> **Available data**:

-=-=-

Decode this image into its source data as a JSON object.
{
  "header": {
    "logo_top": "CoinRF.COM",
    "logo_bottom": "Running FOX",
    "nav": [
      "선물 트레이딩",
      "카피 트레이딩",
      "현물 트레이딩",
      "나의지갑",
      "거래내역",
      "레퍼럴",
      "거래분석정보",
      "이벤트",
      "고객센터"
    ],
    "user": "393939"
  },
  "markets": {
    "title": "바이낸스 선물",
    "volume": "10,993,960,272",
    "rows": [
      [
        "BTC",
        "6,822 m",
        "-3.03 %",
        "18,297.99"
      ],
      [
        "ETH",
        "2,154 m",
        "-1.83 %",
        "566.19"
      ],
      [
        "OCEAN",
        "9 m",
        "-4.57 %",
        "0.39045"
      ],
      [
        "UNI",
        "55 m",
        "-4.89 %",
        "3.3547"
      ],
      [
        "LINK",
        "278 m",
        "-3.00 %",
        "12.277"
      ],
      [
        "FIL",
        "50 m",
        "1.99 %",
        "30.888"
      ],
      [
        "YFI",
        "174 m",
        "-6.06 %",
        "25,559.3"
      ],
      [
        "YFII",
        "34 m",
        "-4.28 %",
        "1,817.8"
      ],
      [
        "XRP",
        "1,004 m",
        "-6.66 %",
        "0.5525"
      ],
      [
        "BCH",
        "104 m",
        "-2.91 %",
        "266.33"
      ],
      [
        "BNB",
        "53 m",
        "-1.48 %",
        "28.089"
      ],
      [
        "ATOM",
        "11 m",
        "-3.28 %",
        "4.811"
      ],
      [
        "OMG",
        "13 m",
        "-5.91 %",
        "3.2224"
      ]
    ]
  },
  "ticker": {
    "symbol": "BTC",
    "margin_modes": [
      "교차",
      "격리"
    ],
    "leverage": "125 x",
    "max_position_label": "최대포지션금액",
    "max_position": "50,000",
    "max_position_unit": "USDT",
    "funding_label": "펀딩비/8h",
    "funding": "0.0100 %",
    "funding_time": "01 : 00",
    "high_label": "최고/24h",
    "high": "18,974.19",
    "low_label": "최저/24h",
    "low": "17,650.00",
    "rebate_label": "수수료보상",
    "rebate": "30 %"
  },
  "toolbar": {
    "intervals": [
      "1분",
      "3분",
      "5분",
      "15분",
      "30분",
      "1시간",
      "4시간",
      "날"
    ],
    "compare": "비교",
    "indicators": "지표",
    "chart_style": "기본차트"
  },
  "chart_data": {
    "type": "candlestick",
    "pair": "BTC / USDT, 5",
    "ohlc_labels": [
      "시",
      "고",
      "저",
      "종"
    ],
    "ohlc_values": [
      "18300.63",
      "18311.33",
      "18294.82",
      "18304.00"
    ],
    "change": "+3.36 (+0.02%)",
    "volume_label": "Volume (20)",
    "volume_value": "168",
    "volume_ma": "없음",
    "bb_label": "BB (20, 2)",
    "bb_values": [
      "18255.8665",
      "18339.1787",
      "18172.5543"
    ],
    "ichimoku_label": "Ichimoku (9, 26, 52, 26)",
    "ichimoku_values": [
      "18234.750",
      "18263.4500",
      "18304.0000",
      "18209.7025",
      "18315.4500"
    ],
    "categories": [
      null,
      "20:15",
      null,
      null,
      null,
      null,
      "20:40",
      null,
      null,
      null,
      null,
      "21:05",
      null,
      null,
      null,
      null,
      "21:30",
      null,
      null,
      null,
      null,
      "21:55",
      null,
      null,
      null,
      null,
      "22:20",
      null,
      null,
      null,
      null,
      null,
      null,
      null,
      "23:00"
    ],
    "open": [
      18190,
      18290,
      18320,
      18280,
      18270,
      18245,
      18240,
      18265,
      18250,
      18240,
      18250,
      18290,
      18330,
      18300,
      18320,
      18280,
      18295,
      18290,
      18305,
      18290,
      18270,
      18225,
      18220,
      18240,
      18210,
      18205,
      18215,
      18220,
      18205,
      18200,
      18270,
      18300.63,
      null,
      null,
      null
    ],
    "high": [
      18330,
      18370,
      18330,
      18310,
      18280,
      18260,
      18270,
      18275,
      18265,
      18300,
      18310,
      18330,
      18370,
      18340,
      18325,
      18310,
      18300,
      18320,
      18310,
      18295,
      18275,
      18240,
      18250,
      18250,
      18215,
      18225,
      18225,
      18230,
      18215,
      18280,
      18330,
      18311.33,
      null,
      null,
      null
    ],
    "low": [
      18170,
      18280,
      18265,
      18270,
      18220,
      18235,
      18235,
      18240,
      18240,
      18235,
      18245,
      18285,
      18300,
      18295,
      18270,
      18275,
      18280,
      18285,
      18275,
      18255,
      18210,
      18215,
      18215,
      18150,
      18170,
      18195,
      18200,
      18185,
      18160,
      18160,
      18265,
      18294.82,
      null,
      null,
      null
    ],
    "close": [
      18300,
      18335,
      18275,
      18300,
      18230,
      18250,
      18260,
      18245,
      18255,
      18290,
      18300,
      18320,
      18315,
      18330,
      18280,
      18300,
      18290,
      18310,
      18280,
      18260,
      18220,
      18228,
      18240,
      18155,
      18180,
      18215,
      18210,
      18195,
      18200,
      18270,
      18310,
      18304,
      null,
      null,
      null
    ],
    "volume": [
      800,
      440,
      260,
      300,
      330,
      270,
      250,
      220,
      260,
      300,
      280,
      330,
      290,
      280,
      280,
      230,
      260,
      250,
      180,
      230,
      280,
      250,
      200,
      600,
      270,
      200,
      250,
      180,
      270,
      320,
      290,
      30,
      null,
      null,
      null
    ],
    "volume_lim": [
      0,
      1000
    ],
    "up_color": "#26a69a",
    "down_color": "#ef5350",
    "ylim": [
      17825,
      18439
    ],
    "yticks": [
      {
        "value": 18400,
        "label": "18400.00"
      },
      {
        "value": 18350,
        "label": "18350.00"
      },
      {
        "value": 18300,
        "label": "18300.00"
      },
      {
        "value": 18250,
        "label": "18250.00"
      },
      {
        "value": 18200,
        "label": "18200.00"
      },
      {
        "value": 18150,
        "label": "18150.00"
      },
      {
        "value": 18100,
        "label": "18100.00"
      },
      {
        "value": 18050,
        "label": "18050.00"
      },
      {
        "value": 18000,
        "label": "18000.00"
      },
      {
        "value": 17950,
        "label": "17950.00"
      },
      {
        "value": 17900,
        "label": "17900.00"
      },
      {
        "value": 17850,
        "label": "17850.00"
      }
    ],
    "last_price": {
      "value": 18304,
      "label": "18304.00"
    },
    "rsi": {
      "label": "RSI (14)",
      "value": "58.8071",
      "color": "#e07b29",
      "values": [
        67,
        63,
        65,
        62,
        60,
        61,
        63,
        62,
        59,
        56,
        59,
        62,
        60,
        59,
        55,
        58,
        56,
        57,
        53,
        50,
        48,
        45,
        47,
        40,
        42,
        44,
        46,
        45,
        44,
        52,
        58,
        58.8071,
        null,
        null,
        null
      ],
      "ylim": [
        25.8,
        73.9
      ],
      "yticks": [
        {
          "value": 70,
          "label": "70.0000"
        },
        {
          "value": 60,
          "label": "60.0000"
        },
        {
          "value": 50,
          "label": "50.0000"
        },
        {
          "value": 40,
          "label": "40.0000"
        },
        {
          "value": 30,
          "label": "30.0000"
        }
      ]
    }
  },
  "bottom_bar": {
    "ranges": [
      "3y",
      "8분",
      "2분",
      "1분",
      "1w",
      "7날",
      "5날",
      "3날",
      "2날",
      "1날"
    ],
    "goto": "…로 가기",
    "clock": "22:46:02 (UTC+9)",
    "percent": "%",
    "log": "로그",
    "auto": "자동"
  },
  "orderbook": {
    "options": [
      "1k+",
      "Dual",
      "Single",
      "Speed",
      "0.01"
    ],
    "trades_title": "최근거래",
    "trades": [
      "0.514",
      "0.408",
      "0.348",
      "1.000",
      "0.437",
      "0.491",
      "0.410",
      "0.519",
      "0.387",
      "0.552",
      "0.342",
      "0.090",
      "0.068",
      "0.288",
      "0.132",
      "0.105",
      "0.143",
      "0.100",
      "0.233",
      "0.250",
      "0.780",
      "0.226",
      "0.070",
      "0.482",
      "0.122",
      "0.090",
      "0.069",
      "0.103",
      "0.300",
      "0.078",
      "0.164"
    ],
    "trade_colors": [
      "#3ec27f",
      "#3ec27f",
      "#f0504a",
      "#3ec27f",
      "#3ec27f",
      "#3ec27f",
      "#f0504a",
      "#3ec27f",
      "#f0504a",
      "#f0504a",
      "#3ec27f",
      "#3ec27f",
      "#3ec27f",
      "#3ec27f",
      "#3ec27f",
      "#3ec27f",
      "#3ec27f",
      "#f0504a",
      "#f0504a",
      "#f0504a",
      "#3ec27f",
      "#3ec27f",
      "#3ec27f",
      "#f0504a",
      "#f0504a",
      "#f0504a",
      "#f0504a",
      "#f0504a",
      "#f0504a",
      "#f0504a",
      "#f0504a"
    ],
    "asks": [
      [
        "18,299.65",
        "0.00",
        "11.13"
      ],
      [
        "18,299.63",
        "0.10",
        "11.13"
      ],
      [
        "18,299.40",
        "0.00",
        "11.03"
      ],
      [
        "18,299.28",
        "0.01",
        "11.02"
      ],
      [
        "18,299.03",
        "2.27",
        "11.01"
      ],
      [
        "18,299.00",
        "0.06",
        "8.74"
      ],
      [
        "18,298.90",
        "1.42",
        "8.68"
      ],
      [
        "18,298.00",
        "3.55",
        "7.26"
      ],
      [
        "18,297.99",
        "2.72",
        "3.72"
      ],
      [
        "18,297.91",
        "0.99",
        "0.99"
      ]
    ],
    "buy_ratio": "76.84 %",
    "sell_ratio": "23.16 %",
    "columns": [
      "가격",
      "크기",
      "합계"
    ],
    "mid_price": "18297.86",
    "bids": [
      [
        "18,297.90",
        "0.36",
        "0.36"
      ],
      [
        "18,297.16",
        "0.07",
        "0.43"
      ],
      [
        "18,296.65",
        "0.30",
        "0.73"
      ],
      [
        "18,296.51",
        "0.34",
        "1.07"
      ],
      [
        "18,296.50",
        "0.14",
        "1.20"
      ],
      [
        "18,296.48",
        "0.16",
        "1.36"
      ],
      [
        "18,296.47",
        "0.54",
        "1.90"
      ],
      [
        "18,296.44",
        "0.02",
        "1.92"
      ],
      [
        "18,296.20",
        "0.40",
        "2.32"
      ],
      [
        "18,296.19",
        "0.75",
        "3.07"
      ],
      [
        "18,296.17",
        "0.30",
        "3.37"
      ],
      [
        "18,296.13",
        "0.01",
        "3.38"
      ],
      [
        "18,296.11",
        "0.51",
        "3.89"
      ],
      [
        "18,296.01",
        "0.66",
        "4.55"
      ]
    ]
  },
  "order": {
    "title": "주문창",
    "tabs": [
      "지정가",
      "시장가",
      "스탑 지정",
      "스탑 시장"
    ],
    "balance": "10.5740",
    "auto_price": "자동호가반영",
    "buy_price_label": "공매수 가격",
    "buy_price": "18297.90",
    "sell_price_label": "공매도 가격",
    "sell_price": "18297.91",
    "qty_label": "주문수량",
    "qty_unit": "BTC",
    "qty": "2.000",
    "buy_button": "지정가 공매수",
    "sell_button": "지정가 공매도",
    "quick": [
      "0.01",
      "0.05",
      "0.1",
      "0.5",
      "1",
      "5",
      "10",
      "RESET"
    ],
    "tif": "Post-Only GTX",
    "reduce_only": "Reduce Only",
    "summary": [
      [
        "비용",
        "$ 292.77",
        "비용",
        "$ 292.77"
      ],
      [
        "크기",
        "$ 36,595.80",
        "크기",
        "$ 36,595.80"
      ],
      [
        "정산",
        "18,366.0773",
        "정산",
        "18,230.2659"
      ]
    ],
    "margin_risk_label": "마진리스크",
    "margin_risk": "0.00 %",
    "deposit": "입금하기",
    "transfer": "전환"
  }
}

-=-=-

> **Problem details**:
Search the entries for the string "USDT" and collect each line that has it.

> **The response**:
    "max_position_unit": "USDT",
    "pair": "BTC / USDT, 5",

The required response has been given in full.